### Passage provided

The Wikipedia page about [JPEG-Komprimierung](https://de.wikipedia.org/wiki/JPEG#Die_JPEG-Komprimierung) gives
a good overview. The Wikipedia pages also assumes that all images are between 0 and 255. That is why we do not convert it to 0-1 as an exception.

In [3]:
img = astronaut() # The 
img.shape

In [4]:
class Blocks:
    """Transforms an image to blocks. A (512, 512) image will become an (64, 64, 8, 8) numpy array"""
    def __init__(self, block_size=8):
        self.block_size = block_size
        
    def __call__(self, img):
        b = self.block_size
        heigth, width = img.shape
        assert img.shape[0] % b == 0
        assert img.shape[1] % b == 0
        blocks = np.zeros((heigth // b, width // b, b, b), dtype=img.dtype)
        for i in range(0, heigth // b):
            for j in range(0, heigth // b):
                blocks[i, j] = img[i*b:(i+1)*b, j*b:(j+1)*b]
        return blocks

    def invert(self, blocks):
        bh, bw = blocks.shape[:2]
        b = self.block_size
        heigth, width = (bh*self.block_size, bw*self.block_size)

        img = np.zeros((heigth, width), dtype=blocks.dtype)
        for i in range(0, bh):
            for j in range(0, bw):
                img[i*b:(i+1)*b, j*b:(j+1)*b] = blocks[i, j]
        return img
    

img_blocks = Blocks(block_size=8)(img[:, :, 0])
print(img_blocks.shape)
assert img_blocks.shape[2:] == (8, 8)
img_inv = Blocks(block_size=8).invert(img_blocks)
assert (img[:, :, 0] == img_inv).all()

In [5]:
class ChromaSubsampling:
    """See https://en.wikipedia.org/wiki/YCbCr."""
    ycbcr = np.array([
        [0.299,  0.587,  0.114],
        [-0.168736, -0.331264,  0.5],
        [0.5, -0.418688, -0.0813],
    ])
    def __call__(self, rgb_img):
        """Transforms the rgb image to YCbCr. The cb and cr channels have half the resolution of the Y-channel.
           You can simply use the mean of four neighbours.
        """
        shape = rgb_img.shape
        
        ycbcr_img = np.dot(self.ycbcr, rgb_img.reshape(-1, 3).T)
        ycbcr_img = ycbcr_img.T.reshape(shape)
        # subsample the cb and cr channel, so that they have half the resolution of the Y-channel.
        # A simple thing might be to use the mean of 4 neighbours.
        # your code here
        return ycbcr_img[:, :, 0], ycbcr_img[:, :, 1], ycbcr_img[:, :, 2]
    
    def invert(self, inputs):
        y, cb, cr = inputs
        # your code here
        return np.stack([y, y, y], axis=-1)

### Dataset content
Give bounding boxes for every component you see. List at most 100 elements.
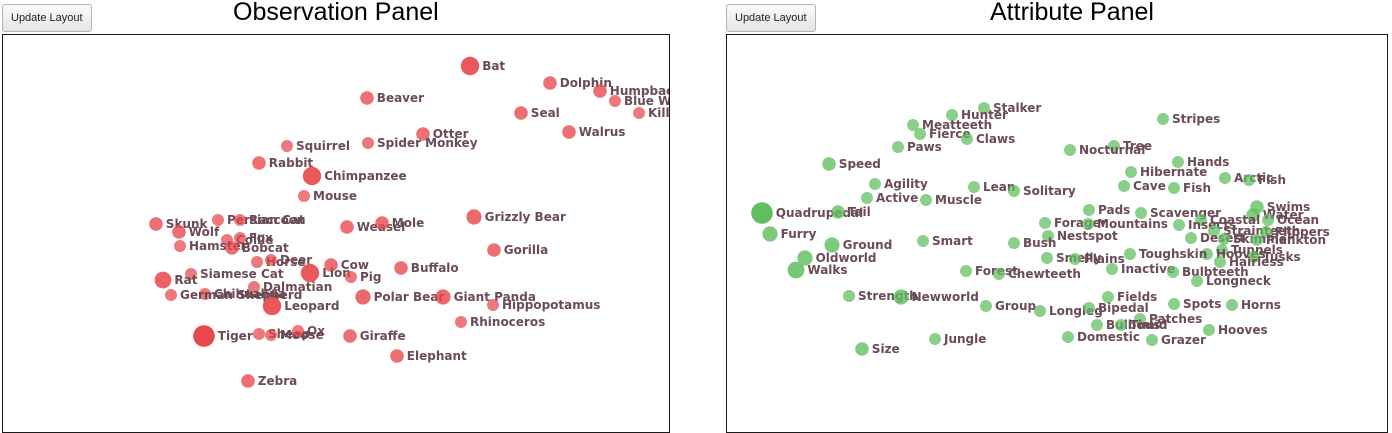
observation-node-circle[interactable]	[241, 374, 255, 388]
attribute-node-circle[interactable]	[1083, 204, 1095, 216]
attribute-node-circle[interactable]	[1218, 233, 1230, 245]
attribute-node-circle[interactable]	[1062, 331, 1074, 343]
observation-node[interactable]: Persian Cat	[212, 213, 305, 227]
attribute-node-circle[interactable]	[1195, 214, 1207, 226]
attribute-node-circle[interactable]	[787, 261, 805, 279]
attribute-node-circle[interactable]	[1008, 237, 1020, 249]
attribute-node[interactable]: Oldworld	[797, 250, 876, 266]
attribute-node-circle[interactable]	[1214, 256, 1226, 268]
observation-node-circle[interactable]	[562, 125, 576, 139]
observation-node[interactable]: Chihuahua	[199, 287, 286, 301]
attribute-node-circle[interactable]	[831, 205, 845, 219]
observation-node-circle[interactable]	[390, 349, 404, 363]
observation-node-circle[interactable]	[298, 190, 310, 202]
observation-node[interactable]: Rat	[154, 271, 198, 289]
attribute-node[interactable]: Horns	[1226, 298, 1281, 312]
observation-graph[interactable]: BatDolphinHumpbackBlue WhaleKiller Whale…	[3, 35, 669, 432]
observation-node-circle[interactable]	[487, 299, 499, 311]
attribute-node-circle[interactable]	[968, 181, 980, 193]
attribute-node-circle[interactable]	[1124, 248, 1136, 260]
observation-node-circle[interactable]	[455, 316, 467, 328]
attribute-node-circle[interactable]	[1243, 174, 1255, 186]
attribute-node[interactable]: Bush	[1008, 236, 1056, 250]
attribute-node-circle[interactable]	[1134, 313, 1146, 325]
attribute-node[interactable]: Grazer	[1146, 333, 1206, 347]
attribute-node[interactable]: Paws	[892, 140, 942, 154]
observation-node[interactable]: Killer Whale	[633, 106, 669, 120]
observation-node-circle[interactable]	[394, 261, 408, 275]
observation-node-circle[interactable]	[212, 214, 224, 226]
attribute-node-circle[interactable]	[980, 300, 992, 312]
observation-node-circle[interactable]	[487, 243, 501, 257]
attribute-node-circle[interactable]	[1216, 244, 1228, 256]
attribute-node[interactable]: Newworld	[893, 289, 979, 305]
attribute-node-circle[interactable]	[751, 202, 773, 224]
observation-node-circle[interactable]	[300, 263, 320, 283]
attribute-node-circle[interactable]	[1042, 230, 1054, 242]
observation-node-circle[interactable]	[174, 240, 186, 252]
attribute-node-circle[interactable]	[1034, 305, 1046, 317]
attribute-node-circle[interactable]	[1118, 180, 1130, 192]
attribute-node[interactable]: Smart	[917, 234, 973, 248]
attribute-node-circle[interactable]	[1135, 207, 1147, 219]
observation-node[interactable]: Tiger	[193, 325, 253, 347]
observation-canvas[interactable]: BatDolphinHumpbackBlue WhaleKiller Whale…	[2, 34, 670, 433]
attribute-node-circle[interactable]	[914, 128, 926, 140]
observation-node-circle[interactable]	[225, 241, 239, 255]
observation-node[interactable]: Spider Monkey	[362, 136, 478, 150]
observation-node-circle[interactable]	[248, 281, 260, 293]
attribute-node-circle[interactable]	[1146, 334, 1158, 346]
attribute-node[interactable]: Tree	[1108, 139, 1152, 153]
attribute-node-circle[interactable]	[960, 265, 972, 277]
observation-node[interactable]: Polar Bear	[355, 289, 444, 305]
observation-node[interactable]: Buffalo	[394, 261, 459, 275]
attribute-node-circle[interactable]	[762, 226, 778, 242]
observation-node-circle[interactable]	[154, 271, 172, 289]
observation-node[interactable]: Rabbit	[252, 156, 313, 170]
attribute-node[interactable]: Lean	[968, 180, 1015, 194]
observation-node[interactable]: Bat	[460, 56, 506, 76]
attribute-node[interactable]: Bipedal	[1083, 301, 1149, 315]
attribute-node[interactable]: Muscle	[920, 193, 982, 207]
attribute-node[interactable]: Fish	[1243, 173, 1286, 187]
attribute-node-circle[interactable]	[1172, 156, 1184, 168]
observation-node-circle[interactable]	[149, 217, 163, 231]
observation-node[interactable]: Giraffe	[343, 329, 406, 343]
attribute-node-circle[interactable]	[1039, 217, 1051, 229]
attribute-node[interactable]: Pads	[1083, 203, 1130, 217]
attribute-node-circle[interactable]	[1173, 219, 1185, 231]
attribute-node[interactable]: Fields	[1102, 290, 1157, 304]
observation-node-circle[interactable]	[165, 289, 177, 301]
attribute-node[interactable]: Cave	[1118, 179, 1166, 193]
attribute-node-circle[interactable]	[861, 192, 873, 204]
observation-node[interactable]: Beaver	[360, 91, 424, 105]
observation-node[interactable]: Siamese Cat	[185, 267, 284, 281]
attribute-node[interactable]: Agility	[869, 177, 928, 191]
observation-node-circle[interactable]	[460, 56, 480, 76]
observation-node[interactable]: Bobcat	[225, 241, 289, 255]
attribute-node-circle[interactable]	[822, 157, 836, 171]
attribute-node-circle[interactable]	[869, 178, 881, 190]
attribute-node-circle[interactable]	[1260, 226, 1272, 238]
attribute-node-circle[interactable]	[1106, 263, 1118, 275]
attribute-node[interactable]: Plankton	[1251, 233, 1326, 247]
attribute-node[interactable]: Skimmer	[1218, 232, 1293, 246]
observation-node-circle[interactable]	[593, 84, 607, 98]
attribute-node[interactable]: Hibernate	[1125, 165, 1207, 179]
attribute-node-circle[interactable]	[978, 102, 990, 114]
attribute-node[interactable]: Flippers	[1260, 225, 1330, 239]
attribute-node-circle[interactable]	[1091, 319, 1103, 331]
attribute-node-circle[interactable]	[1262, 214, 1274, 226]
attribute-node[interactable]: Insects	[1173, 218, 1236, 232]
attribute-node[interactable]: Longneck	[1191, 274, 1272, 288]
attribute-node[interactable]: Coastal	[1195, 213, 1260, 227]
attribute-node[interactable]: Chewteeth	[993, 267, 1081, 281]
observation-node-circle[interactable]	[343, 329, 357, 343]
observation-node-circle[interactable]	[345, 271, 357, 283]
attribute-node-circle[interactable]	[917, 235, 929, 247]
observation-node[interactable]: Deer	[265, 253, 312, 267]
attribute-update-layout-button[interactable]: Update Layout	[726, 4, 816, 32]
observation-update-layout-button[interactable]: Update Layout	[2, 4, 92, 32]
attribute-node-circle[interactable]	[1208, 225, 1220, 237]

### What you need to do
1. Using the JPEG compression text, decide whether each statement agrees with it: (a) the Blocks class turns a (512, 512) image into a (64, 64, 8, 8) numpy array; (b) the images get converted to the range 0-1; (c) the default block size in the Blocks class is 16. For each, give yes or no along with the deciding words from the text.
2. Copy the rows word for word, starting at the row with "374, 255, 388]" and ending at the row with "331, 1074, 343]". Include both of those rows.

### Answers to the problems
1.
(a) Yes: "A (512, 512) image will become an (64, 64, 8, 8) numpy array"
(b) No: "That is why we do not convert it to 0-1 as an exception."
(c) No: "def __init__(self, block_size=8):"

2.
observation-node-circle[interactable]	[241, 374, 255, 388]
attribute-node-circle[interactable]	[1083, 204, 1095, 216]
attribute-node-circle[interactable]	[1218, 233, 1230, 245]
attribute-node-circle[interactable]	[1062, 331, 1074, 343]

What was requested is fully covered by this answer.